• PROMPT: Nothing in the records may be left out or altered; reproduce them all exactly.

++++++++++

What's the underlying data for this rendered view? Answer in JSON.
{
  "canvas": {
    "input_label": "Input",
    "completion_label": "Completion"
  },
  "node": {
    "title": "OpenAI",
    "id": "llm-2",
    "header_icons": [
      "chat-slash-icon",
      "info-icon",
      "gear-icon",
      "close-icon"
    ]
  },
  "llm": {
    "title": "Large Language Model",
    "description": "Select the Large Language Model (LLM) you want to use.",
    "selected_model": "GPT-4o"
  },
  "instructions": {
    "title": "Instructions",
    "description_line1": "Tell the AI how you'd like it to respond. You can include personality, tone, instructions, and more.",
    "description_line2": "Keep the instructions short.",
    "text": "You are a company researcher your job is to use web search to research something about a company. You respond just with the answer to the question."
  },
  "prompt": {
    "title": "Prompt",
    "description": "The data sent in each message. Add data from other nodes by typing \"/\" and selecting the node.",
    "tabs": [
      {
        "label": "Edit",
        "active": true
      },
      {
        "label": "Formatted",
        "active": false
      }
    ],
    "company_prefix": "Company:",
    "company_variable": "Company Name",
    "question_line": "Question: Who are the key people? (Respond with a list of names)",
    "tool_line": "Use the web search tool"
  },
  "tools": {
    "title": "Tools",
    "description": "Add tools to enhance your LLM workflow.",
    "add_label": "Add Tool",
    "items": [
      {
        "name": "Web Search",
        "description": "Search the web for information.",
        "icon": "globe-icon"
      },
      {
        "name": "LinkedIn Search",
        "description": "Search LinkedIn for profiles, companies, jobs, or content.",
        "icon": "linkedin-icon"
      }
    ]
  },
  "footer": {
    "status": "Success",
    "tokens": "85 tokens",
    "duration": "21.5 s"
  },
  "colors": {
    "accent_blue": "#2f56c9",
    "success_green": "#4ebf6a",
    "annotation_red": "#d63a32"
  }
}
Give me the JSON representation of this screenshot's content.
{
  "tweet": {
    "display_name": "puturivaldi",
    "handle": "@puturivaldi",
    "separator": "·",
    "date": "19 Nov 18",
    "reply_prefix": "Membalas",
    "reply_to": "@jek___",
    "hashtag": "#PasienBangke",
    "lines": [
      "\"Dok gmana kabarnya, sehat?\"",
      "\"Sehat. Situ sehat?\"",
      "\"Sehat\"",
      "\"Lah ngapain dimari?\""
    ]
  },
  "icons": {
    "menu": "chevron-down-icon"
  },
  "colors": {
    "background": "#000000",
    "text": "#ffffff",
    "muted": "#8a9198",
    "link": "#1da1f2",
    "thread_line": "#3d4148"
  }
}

++++++++++

• THE OUTPUT:
What's the underlying data for this rendered view? Answer in JSON.
{
  "canvas": {
    "input_label": "Input",
    "completion_label": "Completion"
  },
  "node": {
    "title": "OpenAI",
    "id": "llm-2",
    "header_icons": [
      "chat-slash-icon",
      "info-icon",
      "gear-icon",
      "close-icon"
    ]
  },
  "llm": {
    "title": "Large Language Model",
    "description": "Select the Large Language Model (LLM) you want to use.",
    "selected_model": "GPT-4o"
  },
  "instructions": {
    "title": "Instructions",
    "description_line1": "Tell the AI how you'd like it to respond. You can include personality, tone, instructions, and more.",
    "description_line2": "Keep the instructions short.",
    "text": "You are a company researcher your job is to use web search to research something about a company. You respond just with the answer to the question."
  },
  "prompt": {
    "title": "Prompt",
    "description": "The data sent in each message. Add data from other nodes by typing \"/\" and selecting the node.",
    "tabs": [
      {
        "label": "Edit",
        "active": true
      },
      {
        "label": "Formatted",
        "active": false
      }
    ],
    "company_prefix": "Company:",
    "company_variable": "Company Name",
    "question_line": "Question: Who are the key people? (Respond with a list of names)",
    "tool_line": "Use the web search tool"
  },
  "tools": {
    "title": "Tools",
    "description": "Add tools to enhance your LLM workflow.",
    "add_label": "Add Tool",
    "items": [
      {
        "name": "Web Search",
        "description": "Search the web for information.",
        "icon": "globe-icon"
      },
      {
        "name": "LinkedIn Search",
        "description": "Search LinkedIn for profiles, companies, jobs, or content.",
        "icon": "linkedin-icon"
      }
    ]
  },
  "footer": {
    "status": "Success",
    "tokens": "85 tokens",
    "duration": "21.5 s"
  },
  "colors": {
    "accent_blue": "#2f56c9",
    "success_green": "#4ebf6a",
    "annotation_red": "#d63a32"
  }
}
Give me the JSON representation of this screenshot's content.
{
  "tweet": {
    "display_name": "puturivaldi",
    "handle": "@puturivaldi",
    "separator": "·",
    "date": "19 Nov 18",
    "reply_prefix": "Membalas",
    "reply_to": "@jek___",
    "hashtag": "#PasienBangke",
    "lines": [
      "\"Dok gmana kabarnya, sehat?\"",
      "\"Sehat. Situ sehat?\"",
      "\"Sehat\"",
      "\"Lah ngapain dimari?\""
    ]
  },
  "icons": {
    "menu": "chevron-down-icon"
  },
  "colors": {
    "background": "#000000",
    "text": "#ffffff",
    "muted": "#8a9198",
    "link": "#1da1f2",
    "thread_line": "#3d4148"
  }
}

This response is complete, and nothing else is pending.